WRITTEN REQUEST:
Retype all of the data exactly as given.

PROVIDED RECORDS:
++++++++++
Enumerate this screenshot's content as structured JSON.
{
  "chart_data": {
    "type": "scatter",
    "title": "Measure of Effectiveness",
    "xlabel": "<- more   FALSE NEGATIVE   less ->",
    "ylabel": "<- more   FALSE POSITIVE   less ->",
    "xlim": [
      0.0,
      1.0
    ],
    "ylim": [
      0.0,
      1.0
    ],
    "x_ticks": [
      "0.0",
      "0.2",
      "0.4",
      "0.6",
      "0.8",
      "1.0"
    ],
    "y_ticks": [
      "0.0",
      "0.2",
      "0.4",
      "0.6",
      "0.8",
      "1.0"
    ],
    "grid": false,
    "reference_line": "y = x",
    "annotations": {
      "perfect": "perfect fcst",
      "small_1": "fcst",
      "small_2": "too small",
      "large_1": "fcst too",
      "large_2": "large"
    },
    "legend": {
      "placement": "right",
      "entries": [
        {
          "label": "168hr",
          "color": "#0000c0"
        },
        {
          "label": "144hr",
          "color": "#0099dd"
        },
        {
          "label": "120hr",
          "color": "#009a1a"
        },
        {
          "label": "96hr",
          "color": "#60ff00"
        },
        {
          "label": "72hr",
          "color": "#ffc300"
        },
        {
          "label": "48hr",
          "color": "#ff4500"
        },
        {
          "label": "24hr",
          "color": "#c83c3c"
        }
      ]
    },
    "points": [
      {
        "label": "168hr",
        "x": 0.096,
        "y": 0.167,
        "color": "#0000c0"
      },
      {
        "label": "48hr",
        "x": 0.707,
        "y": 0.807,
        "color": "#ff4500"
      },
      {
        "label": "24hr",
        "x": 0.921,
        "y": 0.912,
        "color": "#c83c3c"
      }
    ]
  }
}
++++++++++
RESULT FOR THIS EXERCISE:
Enumerate this screenshot's content as structured JSON.
{
  "chart_data": {
    "type": "scatter",
    "title": "Measure of Effectiveness",
    "xlabel": "<- more   FALSE NEGATIVE   less ->",
    "ylabel": "<- more   FALSE POSITIVE   less ->",
    "xlim": [
      0.0,
      1.0
    ],
    "ylim": [
      0.0,
      1.0
    ],
    "x_ticks": [
      "0.0",
      "0.2",
      "0.4",
      "0.6",
      "0.8",
      "1.0"
    ],
    "y_ticks": [
      "0.0",
      "0.2",
      "0.4",
      "0.6",
      "0.8",
      "1.0"
    ],
    "grid": false,
    "reference_line": "y = x",
    "annotations": {
      "perfect": "perfect fcst",
      "small_1": "fcst",
      "small_2": "too small",
      "large_1": "fcst too",
      "large_2": "large"
    },
    "legend": {
      "placement": "right",
      "entries": [
        {
          "label": "168hr",
          "color": "#0000c0"
        },
        {
          "label": "144hr",
          "color": "#0099dd"
        },
        {
          "label": "120hr",
          "color": "#009a1a"
        },
        {
          "label": "96hr",
          "color": "#60ff00"
        },
        {
          "label": "72hr",
          "color": "#ffc300"
        },
        {
          "label": "48hr",
          "color": "#ff4500"
        },
        {
          "label": "24hr",
          "color": "#c83c3c"
        }
      ]
    },
    "points": [
      {
        "label": "168hr",
        "x": 0.096,
        "y": 0.167,
        "color": "#0000c0"
      },
      {
        "label": "48hr",
        "x": 0.707,
        "y": 0.807,
        "color": "#ff4500"
      },
      {
        "label": "24hr",
        "x": 0.921,
        "y": 0.912,
        "color": "#c83c3c"
      }
    ]
  }
}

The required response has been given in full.